REQUIREMENTS: Leave the pictures out, and retype all of the material exactly as written.

Collected data:

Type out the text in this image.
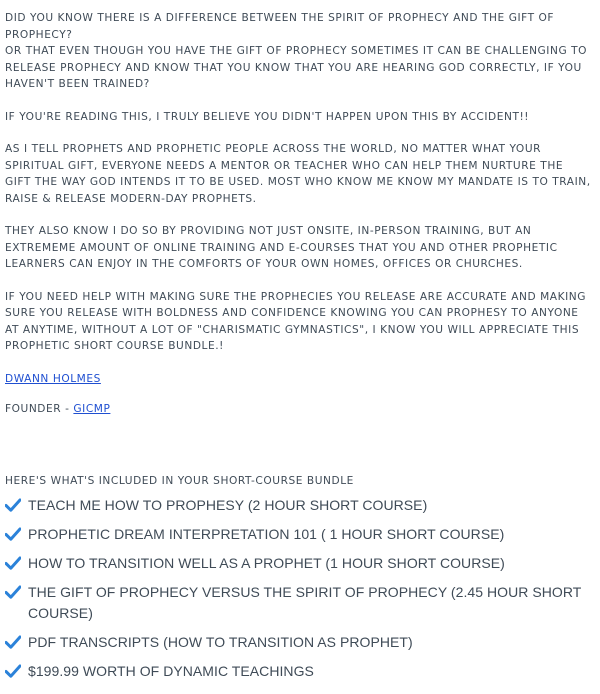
DID YOU KNOW THERE IS A DIFFERENCE BETWEEN THE SPIRIT OF PROPHECY AND THE GIFT OF
PROPHECY?
OR THAT EVEN THOUGH YOU HAVE THE GIFT OF PROPHECY SOMETIMES IT CAN BE CHALLENGING TO
RELEASE PROPHECY AND KNOW THAT YOU KNOW THAT YOU ARE HEARING GOD CORRECTLY, IF YOU
HAVEN'T BEEN TRAINED?

IF YOU'RE READING THIS, I TRULY BELIEVE YOU DIDN'T HAPPEN UPON THIS BY ACCIDENT!!

AS I TELL PROPHETS AND PROPHETIC PEOPLE ACROSS THE WORLD, NO MATTER WHAT YOUR
SPIRITUAL GIFT, EVERYONE NEEDS A MENTOR OR TEACHER WHO CAN HELP THEM NURTURE THE
GIFT THE WAY GOD INTENDS IT TO BE USED. MOST WHO KNOW ME KNOW MY MANDATE IS TO TRAIN,
RAISE & RELEASE MODERN-DAY PROPHETS.

THEY ALSO KNOW I DO SO BY PROVIDING NOT JUST ONSITE, IN-PERSON TRAINING, BUT AN
EXTREMEME AMOUNT OF ONLINE TRAINING AND E-COURSES THAT YOU AND OTHER PROPHETIC
LEARNERS CAN ENJOY IN THE COMFORTS OF YOUR OWN HOMES, OFFICES OR CHURCHES.

IF YOU NEED HELP WITH MAKING SURE THE PROPHECIES YOU RELEASE ARE ACCURATE AND MAKING
SURE YOU RELEASE WITH BOLDNESS AND CONFIDENCE KNOWING YOU CAN PROPHESY TO ANYONE
AT ANYTIME, WITHOUT A LOT OF "CHARISMATIC GYMNASTICS", I KNOW YOU WILL APPRECIATE THIS
PROPHETIC SHORT COURSE BUNDLE.!

DWANN HOLMES

FOUNDER - GICMP

HERE'S WHAT'S INCLUDED IN YOUR SHORT-COURSE BUNDLE

TEACH ME HOW TO PROPHESY (2 HOUR SHORT COURSE)
PROPHETIC DREAM INTERPRETATION 101 ( 1 HOUR SHORT COURSE)
HOW TO TRANSITION WELL AS A PROPHET (1 HOUR SHORT COURSE)
THE GIFT OF PROPHECY VERSUS THE SPIRIT OF PROPHECY (2.45 HOUR SHORT COURSE)
PDF TRANSCRIPTS (HOW TO TRANSITION AS PROPHET)
$199.99 WORTH OF DYNAMIC TEACHINGS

TASK RESPONSE:
Type out the text in this image.
DID YOU KNOW THERE IS A DIFFERENCE BETWEEN THE SPIRIT OF PROPHECY AND THE GIFT OF
PROPHECY?
OR THAT EVEN THOUGH YOU HAVE THE GIFT OF PROPHECY SOMETIMES IT CAN BE CHALLENGING TO
RELEASE PROPHECY AND KNOW THAT YOU KNOW THAT YOU ARE HEARING GOD CORRECTLY, IF YOU
HAVEN'T BEEN TRAINED?

IF YOU'RE READING THIS, I TRULY BELIEVE YOU DIDN'T HAPPEN UPON THIS BY ACCIDENT!!

AS I TELL PROPHETS AND PROPHETIC PEOPLE ACROSS THE WORLD, NO MATTER WHAT YOUR
SPIRITUAL GIFT, EVERYONE NEEDS A MENTOR OR TEACHER WHO CAN HELP THEM NURTURE THE
GIFT THE WAY GOD INTENDS IT TO BE USED. MOST WHO KNOW ME KNOW MY MANDATE IS TO TRAIN,
RAISE & RELEASE MODERN-DAY PROPHETS.

THEY ALSO KNOW I DO SO BY PROVIDING NOT JUST ONSITE, IN-PERSON TRAINING, BUT AN
EXTREMEME AMOUNT OF ONLINE TRAINING AND E-COURSES THAT YOU AND OTHER PROPHETIC
LEARNERS CAN ENJOY IN THE COMFORTS OF YOUR OWN HOMES, OFFICES OR CHURCHES.

IF YOU NEED HELP WITH MAKING SURE THE PROPHECIES YOU RELEASE ARE ACCURATE AND MAKING
SURE YOU RELEASE WITH BOLDNESS AND CONFIDENCE KNOWING YOU CAN PROPHESY TO ANYONE
AT ANYTIME, WITHOUT A LOT OF "CHARISMATIC GYMNASTICS", I KNOW YOU WILL APPRECIATE THIS
PROPHETIC SHORT COURSE BUNDLE.!

DWANN HOLMES

FOUNDER - GICMP

HERE'S WHAT'S INCLUDED IN YOUR SHORT-COURSE BUNDLE

TEACH ME HOW TO PROPHESY (2 HOUR SHORT COURSE)
PROPHETIC DREAM INTERPRETATION 101 ( 1 HOUR SHORT COURSE)
HOW TO TRANSITION WELL AS A PROPHET (1 HOUR SHORT COURSE)
THE GIFT OF PROPHECY VERSUS THE SPIRIT OF PROPHECY (2.45 HOUR SHORT COURSE)
PDF TRANSCRIPTS (HOW TO TRANSITION AS PROPHET)
$199.99 WORTH OF DYNAMIC TEACHINGS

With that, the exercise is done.